For the listing below, give the count of lines containing "abrir", and no other text.

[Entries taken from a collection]
-.-.-

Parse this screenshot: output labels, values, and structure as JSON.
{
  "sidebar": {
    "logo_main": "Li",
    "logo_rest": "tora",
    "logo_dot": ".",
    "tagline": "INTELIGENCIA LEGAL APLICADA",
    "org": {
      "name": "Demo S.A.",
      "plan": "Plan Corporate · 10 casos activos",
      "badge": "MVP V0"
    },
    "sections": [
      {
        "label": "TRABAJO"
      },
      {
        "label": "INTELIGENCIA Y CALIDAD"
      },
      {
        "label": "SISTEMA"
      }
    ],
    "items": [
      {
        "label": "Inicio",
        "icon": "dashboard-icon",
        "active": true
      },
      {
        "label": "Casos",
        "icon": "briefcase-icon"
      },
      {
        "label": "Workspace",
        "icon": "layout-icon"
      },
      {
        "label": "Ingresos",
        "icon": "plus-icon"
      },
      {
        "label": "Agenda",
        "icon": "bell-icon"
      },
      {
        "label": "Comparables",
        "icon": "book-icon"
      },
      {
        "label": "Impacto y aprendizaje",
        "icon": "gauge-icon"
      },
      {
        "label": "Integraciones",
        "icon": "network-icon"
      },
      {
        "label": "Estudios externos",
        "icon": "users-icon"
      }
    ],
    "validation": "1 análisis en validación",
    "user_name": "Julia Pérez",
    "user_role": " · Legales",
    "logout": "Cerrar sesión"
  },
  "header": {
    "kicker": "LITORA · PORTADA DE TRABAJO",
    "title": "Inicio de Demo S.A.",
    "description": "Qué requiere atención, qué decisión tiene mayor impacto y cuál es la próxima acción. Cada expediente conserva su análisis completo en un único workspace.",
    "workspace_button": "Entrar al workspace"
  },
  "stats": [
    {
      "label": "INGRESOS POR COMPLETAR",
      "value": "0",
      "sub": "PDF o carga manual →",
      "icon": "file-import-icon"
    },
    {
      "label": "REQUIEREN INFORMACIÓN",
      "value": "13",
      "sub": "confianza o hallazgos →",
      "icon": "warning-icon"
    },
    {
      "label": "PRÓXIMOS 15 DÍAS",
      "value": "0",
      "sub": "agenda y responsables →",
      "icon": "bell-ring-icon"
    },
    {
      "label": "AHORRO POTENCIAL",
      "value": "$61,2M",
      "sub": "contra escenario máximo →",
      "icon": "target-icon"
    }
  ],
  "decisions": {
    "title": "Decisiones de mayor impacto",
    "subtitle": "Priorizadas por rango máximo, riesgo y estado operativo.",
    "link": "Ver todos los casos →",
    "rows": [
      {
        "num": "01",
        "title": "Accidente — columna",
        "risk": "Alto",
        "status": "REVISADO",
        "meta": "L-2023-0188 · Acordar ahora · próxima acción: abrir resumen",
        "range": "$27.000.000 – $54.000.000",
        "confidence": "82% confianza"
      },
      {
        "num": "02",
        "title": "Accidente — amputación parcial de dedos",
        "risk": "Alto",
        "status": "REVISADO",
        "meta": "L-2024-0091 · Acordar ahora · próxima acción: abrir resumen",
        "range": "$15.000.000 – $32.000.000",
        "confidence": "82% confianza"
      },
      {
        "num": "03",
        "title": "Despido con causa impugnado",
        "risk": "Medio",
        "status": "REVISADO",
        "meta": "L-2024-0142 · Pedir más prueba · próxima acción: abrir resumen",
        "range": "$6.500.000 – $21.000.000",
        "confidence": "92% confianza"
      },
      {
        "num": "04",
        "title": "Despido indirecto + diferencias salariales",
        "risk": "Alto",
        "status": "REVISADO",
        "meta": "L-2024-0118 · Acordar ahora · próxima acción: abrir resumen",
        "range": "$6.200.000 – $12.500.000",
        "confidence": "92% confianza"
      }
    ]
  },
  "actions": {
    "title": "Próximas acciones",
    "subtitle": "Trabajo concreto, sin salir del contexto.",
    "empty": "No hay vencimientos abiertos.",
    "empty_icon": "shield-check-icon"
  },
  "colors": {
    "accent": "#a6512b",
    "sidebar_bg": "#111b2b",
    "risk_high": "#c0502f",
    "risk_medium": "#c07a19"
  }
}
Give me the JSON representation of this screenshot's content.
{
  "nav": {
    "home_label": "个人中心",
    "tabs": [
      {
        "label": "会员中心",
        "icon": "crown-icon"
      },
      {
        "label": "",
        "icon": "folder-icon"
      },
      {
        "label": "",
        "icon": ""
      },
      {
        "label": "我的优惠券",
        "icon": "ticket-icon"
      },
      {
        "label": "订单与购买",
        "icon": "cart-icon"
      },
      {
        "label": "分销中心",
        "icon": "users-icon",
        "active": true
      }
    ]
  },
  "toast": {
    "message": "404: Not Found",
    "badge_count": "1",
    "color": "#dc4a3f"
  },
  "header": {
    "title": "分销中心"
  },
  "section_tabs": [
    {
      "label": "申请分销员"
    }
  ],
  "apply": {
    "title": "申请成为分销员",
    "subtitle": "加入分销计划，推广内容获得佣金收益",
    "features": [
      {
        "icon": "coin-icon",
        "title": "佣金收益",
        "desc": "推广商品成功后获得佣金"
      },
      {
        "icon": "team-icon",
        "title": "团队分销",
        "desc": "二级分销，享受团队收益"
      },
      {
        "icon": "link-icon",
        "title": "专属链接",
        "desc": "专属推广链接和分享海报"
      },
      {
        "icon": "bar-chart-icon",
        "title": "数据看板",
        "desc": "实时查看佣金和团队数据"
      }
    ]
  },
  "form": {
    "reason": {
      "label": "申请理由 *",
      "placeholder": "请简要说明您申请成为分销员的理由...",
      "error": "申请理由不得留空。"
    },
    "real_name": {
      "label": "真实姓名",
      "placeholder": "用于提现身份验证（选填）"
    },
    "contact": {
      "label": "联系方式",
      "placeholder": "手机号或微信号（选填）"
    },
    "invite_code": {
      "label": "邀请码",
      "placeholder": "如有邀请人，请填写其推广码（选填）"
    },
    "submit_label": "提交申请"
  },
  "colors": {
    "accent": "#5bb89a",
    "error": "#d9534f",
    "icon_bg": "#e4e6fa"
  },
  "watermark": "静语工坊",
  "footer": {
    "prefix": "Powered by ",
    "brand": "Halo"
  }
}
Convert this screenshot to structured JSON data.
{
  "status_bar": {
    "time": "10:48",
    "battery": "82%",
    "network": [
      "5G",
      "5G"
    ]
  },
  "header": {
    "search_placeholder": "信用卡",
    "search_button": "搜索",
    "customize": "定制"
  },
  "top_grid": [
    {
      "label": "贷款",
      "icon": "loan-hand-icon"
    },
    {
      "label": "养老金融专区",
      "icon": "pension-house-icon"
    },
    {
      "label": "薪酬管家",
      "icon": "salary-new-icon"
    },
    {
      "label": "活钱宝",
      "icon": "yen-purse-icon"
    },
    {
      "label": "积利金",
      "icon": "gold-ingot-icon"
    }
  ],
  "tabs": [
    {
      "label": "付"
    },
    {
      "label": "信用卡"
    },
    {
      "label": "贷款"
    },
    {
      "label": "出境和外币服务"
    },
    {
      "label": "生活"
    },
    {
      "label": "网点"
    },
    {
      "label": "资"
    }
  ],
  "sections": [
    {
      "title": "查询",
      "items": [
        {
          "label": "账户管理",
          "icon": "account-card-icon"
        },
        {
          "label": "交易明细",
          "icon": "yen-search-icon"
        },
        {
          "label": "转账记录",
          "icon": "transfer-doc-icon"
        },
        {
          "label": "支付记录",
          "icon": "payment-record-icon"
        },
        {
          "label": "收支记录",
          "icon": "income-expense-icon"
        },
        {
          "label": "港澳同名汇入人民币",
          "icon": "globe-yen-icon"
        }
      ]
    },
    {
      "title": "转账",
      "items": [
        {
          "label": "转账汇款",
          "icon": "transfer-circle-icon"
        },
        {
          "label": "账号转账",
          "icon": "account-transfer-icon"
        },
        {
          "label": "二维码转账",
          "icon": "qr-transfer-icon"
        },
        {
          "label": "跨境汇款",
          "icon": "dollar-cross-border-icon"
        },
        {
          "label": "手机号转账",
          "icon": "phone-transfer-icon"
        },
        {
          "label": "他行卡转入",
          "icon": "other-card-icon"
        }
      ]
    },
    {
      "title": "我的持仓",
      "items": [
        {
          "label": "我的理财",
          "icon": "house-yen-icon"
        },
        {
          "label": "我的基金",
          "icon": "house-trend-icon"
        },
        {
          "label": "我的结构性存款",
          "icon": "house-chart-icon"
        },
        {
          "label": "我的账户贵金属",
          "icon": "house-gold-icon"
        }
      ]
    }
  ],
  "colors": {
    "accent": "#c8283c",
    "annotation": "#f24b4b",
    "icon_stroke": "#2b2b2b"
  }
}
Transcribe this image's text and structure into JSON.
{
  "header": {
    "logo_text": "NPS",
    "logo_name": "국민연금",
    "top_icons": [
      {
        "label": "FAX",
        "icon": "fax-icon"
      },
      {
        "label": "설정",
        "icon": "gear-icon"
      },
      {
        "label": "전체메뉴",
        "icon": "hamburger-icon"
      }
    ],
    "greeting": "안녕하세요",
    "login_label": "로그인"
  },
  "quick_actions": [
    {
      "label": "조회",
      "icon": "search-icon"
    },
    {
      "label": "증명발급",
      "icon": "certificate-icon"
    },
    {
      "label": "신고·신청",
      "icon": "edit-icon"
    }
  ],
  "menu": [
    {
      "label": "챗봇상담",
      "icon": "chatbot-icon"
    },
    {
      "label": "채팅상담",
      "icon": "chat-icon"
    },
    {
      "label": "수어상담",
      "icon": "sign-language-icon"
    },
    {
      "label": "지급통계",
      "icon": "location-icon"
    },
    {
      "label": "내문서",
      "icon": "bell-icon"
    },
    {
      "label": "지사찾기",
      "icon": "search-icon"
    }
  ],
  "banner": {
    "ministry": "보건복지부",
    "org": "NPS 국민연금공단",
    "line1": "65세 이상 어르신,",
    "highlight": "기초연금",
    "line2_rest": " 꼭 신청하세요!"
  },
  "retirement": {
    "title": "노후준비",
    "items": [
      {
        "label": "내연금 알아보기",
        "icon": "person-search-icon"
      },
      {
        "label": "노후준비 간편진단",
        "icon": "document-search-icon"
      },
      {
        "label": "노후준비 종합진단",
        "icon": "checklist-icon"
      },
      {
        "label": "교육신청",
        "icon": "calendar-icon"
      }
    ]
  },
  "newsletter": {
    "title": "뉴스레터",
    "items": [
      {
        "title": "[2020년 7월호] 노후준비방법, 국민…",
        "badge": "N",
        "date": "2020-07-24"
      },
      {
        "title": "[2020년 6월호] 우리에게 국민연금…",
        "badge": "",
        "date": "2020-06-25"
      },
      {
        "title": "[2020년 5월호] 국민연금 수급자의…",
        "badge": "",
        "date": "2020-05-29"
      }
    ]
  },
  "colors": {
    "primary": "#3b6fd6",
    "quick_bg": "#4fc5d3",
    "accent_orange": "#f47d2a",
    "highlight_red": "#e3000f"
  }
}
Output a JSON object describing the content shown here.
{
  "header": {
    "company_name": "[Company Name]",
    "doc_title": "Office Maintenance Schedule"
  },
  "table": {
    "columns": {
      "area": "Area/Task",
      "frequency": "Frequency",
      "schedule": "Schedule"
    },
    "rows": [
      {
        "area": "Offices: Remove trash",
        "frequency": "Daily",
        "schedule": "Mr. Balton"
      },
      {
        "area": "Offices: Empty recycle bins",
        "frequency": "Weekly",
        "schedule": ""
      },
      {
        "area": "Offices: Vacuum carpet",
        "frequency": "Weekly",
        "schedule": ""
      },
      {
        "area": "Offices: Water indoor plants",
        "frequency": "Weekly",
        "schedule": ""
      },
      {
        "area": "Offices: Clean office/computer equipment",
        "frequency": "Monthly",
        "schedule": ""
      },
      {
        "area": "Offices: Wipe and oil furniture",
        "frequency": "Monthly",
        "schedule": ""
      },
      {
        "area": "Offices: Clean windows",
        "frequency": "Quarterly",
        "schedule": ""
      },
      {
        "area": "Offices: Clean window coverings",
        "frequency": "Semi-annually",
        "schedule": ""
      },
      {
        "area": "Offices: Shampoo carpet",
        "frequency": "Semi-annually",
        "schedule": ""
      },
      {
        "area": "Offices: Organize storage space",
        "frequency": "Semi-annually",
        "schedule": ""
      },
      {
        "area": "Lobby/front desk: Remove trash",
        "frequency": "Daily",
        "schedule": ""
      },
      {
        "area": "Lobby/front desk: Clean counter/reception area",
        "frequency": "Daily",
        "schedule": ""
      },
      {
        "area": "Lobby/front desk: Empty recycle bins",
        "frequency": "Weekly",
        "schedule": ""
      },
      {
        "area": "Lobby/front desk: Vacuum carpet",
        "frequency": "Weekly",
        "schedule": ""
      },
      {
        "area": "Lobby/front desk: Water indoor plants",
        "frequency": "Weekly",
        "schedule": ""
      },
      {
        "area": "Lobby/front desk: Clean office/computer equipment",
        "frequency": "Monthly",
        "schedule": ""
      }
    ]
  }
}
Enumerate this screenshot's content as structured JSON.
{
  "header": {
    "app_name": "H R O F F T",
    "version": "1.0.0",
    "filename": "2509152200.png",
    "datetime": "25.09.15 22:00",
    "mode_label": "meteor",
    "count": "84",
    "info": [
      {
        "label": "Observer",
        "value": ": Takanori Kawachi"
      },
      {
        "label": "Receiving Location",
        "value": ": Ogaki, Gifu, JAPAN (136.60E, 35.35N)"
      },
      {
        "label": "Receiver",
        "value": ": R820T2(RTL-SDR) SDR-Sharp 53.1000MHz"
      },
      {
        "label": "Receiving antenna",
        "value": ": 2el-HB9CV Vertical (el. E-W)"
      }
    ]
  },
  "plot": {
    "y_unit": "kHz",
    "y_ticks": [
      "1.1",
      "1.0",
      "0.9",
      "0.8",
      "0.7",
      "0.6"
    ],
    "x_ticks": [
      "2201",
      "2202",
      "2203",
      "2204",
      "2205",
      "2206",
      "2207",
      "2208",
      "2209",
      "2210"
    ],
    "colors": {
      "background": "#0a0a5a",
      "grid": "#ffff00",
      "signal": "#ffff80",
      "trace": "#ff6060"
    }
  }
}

-.-.-

__RESULT OF THE TASK__: 4